▶ _Task directions_
Drop the pictures; give again exactly the lines from the one holding "Output the text content of this document." through the end of the data.
##############################
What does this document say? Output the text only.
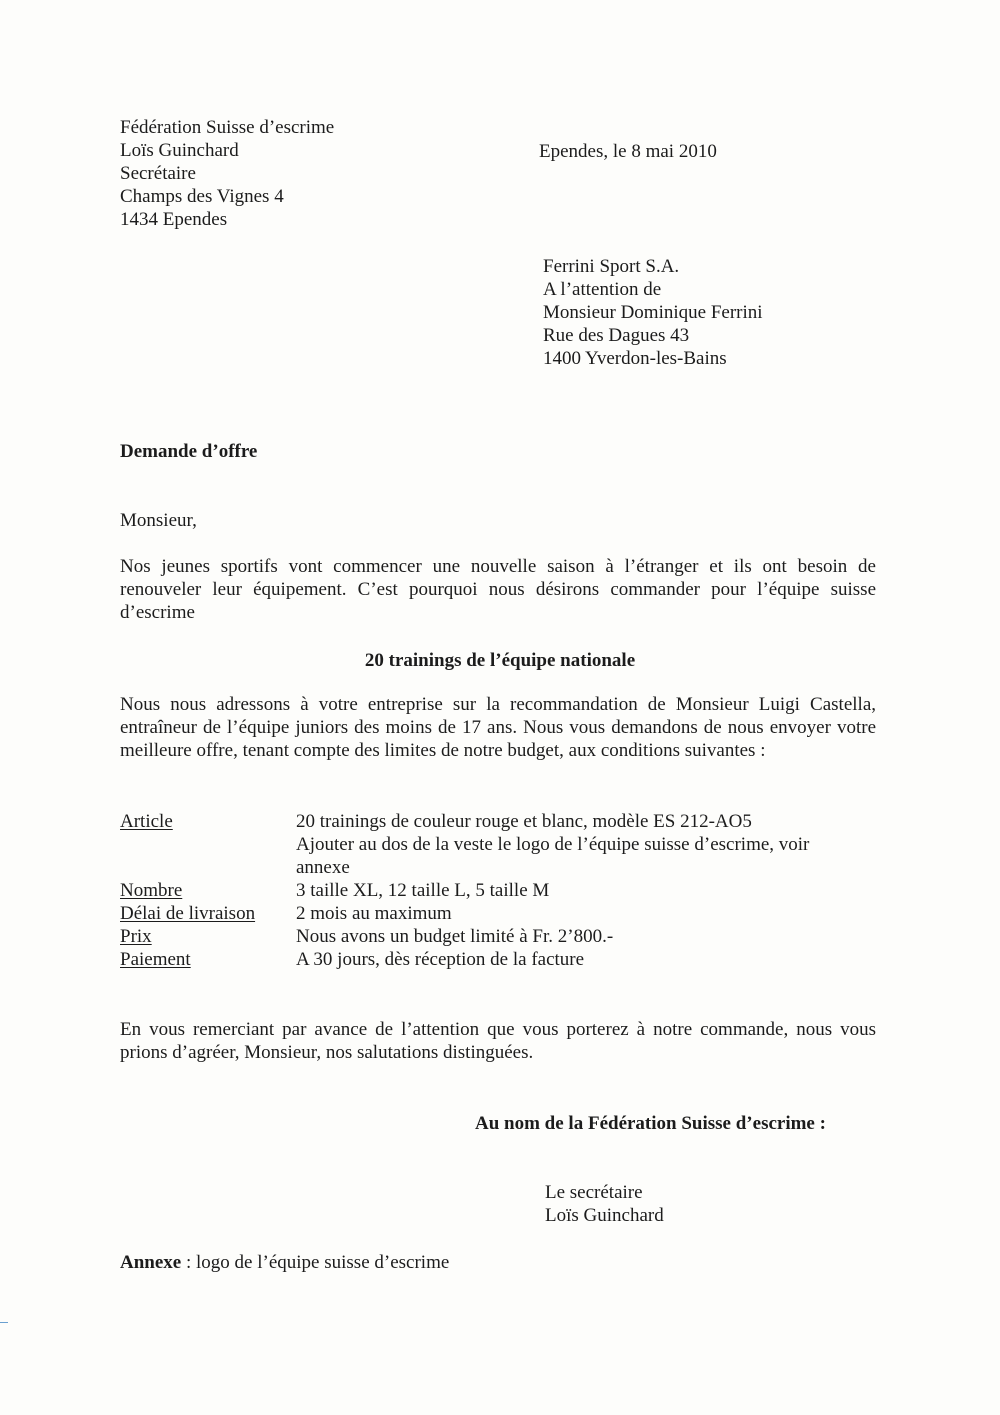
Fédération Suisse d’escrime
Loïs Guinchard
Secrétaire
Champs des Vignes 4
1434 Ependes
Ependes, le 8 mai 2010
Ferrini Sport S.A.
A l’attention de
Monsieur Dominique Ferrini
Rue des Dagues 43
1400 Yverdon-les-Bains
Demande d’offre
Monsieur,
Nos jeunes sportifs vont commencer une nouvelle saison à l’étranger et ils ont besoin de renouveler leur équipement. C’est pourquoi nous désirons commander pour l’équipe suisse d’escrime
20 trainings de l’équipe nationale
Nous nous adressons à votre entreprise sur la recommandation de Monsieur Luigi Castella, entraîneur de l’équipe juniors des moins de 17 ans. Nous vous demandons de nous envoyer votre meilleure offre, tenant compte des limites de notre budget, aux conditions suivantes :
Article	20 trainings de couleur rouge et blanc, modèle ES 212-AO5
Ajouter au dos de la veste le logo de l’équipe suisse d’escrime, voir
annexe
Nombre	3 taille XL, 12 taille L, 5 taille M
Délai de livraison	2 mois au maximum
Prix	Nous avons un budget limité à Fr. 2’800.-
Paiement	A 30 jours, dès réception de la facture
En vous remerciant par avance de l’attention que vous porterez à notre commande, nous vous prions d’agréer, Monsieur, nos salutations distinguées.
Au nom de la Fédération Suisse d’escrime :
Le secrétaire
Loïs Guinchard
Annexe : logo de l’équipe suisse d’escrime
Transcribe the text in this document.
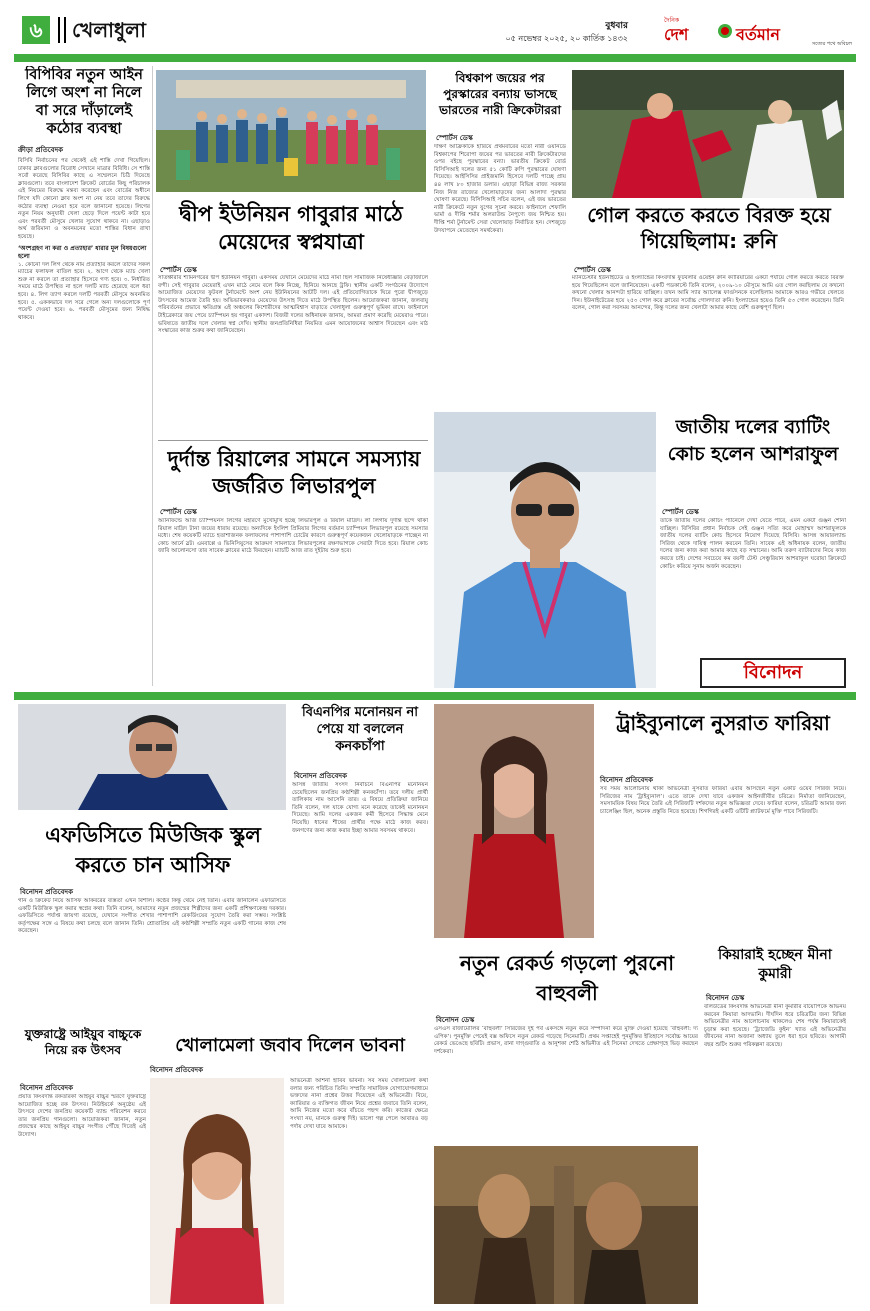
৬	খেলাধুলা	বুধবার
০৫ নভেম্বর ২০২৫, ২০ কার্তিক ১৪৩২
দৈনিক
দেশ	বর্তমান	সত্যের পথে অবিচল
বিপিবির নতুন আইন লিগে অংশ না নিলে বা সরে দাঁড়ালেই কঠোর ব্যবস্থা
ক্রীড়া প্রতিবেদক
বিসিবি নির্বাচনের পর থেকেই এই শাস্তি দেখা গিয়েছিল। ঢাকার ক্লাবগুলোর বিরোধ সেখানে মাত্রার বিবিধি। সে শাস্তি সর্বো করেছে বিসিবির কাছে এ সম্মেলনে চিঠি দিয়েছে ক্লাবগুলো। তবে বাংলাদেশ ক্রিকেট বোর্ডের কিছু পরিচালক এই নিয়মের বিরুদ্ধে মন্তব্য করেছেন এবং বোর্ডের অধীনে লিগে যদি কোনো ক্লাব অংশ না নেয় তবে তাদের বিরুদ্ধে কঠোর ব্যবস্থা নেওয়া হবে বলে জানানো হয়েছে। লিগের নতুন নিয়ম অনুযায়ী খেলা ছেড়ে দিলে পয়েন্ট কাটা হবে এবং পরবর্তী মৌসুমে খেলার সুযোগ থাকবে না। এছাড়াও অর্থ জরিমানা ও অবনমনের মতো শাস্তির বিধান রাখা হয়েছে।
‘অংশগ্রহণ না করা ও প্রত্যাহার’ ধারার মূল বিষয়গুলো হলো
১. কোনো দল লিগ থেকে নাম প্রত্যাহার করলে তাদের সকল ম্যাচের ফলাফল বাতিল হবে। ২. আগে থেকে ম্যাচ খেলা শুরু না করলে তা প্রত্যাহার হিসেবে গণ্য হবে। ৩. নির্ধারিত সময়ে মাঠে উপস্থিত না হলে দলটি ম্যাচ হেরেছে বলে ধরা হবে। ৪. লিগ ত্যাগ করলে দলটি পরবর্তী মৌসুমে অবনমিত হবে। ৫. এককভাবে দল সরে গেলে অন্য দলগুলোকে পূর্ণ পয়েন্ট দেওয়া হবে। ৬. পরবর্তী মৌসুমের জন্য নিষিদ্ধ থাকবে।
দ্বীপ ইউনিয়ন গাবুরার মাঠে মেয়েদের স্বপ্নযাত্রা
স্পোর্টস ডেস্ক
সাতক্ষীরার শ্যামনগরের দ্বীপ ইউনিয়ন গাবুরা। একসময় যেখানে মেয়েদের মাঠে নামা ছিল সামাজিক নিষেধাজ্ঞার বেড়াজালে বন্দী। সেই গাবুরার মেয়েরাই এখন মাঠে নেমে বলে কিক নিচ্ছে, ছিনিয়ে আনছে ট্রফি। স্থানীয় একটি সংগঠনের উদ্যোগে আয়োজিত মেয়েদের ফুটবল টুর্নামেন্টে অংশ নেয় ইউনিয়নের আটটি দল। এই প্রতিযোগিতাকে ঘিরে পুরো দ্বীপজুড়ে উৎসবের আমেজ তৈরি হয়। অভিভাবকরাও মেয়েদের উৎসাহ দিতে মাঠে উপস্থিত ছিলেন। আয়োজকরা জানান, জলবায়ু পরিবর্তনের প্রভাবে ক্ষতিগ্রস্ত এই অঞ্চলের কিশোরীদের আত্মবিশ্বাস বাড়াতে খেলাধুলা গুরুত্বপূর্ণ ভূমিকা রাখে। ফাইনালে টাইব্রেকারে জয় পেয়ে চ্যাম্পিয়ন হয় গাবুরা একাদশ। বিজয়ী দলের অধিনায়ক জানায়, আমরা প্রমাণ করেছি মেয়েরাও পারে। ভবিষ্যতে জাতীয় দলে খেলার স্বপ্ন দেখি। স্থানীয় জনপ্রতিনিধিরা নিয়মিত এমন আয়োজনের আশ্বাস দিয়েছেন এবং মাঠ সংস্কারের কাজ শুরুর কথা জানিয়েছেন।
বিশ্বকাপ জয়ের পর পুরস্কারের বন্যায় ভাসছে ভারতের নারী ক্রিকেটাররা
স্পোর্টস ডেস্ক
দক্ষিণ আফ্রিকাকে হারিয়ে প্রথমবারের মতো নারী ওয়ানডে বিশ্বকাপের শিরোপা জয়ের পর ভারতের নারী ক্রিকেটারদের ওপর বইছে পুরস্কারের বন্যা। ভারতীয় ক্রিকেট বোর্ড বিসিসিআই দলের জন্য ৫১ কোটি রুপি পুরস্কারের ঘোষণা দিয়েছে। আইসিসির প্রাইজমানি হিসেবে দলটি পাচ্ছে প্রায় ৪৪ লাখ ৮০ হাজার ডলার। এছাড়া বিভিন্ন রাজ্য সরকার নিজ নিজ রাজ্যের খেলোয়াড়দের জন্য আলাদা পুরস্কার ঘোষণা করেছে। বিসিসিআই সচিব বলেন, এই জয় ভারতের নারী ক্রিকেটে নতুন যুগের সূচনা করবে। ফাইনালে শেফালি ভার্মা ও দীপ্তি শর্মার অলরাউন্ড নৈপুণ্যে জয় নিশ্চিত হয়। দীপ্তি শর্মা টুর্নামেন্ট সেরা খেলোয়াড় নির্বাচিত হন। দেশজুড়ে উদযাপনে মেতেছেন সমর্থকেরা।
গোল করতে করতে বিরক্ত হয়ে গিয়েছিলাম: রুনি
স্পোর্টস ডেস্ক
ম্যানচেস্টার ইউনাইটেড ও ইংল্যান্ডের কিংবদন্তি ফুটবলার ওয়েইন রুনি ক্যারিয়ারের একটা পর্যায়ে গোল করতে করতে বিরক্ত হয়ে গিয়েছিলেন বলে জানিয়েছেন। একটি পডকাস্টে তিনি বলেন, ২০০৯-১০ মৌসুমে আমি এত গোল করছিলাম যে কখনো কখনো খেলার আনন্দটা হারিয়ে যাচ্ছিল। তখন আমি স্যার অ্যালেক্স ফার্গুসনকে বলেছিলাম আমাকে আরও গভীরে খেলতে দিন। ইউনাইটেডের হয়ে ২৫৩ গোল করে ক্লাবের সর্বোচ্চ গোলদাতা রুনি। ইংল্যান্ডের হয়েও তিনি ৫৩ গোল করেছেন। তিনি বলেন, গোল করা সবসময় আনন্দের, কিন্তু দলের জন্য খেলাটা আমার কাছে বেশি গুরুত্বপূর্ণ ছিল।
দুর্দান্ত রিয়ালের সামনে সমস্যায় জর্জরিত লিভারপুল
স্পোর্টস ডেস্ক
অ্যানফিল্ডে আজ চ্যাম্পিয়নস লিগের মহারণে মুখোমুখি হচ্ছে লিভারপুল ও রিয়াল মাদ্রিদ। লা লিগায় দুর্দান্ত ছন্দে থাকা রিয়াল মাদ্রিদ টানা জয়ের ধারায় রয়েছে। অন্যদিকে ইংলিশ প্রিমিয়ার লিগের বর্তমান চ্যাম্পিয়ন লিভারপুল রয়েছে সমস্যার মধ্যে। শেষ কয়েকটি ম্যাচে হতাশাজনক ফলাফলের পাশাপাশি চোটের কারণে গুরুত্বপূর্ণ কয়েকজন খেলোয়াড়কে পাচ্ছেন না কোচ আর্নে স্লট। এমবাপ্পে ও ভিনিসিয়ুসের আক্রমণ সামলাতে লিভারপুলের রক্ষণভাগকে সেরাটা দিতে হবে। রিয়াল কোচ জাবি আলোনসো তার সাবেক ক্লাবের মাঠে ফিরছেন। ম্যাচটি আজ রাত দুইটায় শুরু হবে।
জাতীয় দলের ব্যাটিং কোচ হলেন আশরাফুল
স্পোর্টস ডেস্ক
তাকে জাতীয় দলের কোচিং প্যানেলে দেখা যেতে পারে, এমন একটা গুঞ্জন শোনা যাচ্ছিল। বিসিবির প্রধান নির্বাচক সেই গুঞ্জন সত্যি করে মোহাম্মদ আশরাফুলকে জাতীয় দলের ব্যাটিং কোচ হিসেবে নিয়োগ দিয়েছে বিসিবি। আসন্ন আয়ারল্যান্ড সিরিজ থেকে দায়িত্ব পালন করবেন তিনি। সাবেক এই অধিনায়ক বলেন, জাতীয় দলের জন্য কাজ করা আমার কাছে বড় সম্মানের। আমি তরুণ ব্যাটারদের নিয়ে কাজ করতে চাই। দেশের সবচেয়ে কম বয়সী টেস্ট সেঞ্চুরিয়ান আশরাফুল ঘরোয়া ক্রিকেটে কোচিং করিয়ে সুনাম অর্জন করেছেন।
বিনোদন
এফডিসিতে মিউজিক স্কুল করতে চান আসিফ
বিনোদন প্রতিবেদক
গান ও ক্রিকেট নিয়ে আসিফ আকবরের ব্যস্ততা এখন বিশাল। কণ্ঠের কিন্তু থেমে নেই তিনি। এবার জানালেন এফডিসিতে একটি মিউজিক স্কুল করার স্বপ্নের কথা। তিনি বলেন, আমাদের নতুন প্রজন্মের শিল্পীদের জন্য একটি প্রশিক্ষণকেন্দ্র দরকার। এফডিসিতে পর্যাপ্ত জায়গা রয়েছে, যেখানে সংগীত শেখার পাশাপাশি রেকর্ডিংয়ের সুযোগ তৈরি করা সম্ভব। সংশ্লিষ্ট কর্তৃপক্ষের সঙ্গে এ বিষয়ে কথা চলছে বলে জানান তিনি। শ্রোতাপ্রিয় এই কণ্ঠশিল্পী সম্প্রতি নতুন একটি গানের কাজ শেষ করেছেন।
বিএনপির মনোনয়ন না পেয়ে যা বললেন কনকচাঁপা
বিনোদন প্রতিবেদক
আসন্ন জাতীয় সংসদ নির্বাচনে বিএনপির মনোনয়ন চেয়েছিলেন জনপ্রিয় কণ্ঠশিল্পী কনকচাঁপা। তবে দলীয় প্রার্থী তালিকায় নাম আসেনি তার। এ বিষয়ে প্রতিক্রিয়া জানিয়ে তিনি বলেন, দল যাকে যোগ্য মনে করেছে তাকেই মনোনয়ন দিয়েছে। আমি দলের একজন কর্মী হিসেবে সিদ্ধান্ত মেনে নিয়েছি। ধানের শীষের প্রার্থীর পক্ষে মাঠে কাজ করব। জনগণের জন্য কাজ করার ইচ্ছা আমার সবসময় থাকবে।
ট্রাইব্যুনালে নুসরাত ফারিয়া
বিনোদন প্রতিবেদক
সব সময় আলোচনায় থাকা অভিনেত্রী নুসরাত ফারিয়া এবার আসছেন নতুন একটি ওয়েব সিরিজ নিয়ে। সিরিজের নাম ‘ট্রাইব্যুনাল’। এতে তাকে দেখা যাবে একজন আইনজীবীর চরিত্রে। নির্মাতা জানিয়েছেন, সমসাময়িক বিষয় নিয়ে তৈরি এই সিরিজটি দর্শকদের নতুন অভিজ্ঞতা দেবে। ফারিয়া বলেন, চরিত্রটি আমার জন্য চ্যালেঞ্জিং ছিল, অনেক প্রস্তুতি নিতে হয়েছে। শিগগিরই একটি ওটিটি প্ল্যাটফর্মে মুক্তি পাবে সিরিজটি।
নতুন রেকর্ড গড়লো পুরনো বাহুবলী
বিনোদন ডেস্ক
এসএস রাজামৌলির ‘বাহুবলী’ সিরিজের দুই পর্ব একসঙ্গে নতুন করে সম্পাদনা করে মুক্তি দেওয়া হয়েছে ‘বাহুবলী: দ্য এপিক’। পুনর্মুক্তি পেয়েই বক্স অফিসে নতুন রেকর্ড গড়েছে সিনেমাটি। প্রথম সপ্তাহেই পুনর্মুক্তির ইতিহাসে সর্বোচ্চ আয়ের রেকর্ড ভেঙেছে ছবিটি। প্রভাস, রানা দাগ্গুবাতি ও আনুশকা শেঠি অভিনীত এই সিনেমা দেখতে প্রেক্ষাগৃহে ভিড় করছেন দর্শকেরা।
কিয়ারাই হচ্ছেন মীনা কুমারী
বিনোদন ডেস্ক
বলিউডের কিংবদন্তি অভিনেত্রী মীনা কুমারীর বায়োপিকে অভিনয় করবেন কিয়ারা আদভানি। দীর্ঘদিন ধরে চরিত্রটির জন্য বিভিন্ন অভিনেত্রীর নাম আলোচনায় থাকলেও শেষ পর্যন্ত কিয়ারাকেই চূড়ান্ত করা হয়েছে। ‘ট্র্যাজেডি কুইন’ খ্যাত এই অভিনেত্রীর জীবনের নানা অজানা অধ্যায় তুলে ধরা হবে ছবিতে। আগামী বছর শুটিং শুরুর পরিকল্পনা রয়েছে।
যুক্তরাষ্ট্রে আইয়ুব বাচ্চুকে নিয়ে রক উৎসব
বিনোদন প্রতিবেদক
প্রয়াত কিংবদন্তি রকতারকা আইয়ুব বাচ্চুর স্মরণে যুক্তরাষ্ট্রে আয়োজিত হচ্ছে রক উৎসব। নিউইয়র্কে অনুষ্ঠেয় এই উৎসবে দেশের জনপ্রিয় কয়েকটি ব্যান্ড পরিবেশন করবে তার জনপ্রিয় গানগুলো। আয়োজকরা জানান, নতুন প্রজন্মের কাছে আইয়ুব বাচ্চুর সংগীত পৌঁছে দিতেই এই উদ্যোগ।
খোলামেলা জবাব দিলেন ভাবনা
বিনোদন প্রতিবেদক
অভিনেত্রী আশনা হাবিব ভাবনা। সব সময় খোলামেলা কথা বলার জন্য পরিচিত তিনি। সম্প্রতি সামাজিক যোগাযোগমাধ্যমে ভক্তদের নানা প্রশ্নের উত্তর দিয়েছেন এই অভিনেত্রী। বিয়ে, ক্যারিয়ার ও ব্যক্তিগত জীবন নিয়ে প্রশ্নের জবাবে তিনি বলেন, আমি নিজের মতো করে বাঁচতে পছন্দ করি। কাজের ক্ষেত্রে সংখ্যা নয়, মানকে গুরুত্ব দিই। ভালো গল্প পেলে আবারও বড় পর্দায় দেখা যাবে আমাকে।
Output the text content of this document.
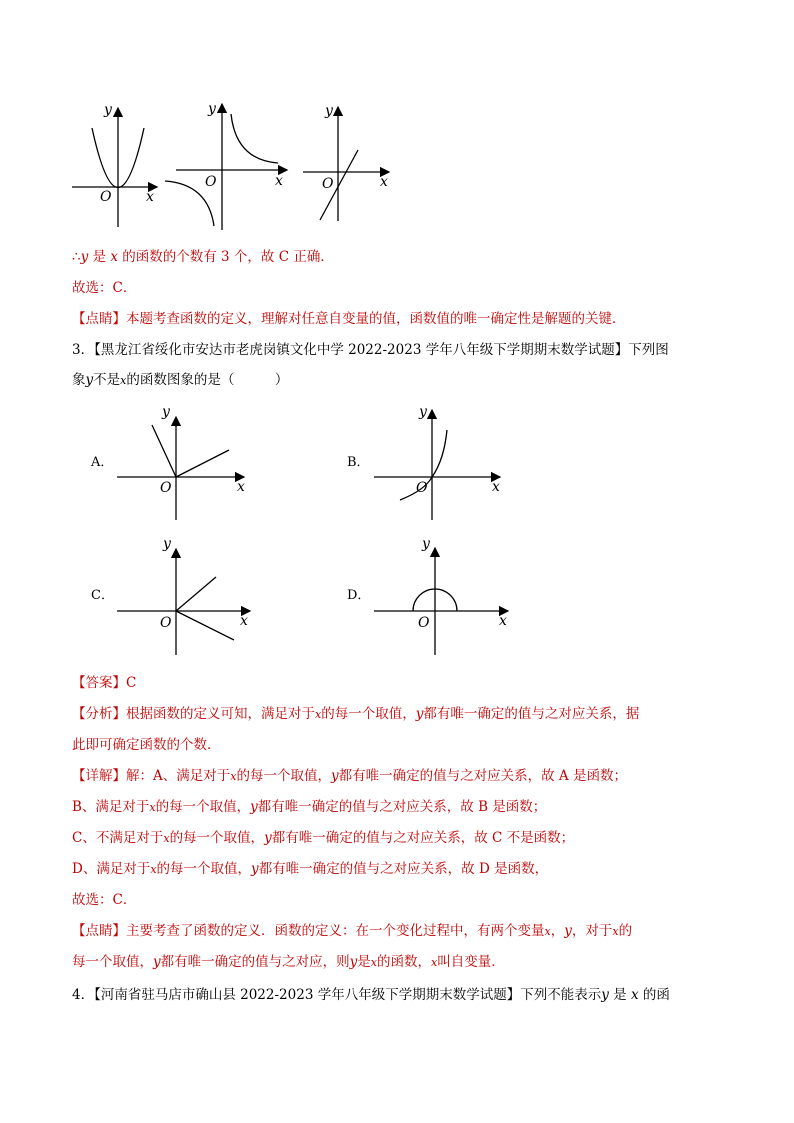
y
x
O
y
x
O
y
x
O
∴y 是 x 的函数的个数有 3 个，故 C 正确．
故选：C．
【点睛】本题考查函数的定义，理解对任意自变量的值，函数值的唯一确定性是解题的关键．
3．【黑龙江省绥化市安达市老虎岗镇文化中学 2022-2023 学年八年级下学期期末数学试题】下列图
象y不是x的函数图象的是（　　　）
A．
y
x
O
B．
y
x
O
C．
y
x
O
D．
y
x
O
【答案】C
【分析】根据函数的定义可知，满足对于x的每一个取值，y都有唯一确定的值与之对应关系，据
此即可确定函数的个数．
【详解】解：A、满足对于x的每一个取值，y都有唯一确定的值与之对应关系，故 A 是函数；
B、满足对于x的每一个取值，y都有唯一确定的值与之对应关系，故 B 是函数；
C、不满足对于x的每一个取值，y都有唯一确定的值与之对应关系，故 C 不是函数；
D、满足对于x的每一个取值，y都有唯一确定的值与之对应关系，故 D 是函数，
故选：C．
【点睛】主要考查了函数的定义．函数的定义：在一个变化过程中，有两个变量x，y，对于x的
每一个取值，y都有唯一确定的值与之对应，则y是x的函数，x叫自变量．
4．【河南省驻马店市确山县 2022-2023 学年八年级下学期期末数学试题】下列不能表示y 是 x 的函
##############################
▶ _Full answer_
Output the text content of this document.
y
x
O
y
x
O
y
x
O
∴y 是 x 的函数的个数有 3 个，故 C 正确．
故选：C．
【点睛】本题考查函数的定义，理解对任意自变量的值，函数值的唯一确定性是解题的关键．
3．【黑龙江省绥化市安达市老虎岗镇文化中学 2022-2023 学年八年级下学期期末数学试题】下列图
象y不是x的函数图象的是（　　　）
A．
y
x
O
B．
y
x
O
C．
y
x
O
D．
y
x
O
【答案】C
【分析】根据函数的定义可知，满足对于x的每一个取值，y都有唯一确定的值与之对应关系，据
此即可确定函数的个数．
【详解】解：A、满足对于x的每一个取值，y都有唯一确定的值与之对应关系，故 A 是函数；
B、满足对于x的每一个取值，y都有唯一确定的值与之对应关系，故 B 是函数；
C、不满足对于x的每一个取值，y都有唯一确定的值与之对应关系，故 C 不是函数；
D、满足对于x的每一个取值，y都有唯一确定的值与之对应关系，故 D 是函数，
故选：C．
【点睛】主要考查了函数的定义．函数的定义：在一个变化过程中，有两个变量x，y，对于x的
每一个取值，y都有唯一确定的值与之对应，则y是x的函数，x叫自变量．
4．【河南省驻马店市确山县 2022-2023 学年八年级下学期期末数学试题】下列不能表示y 是 x 的函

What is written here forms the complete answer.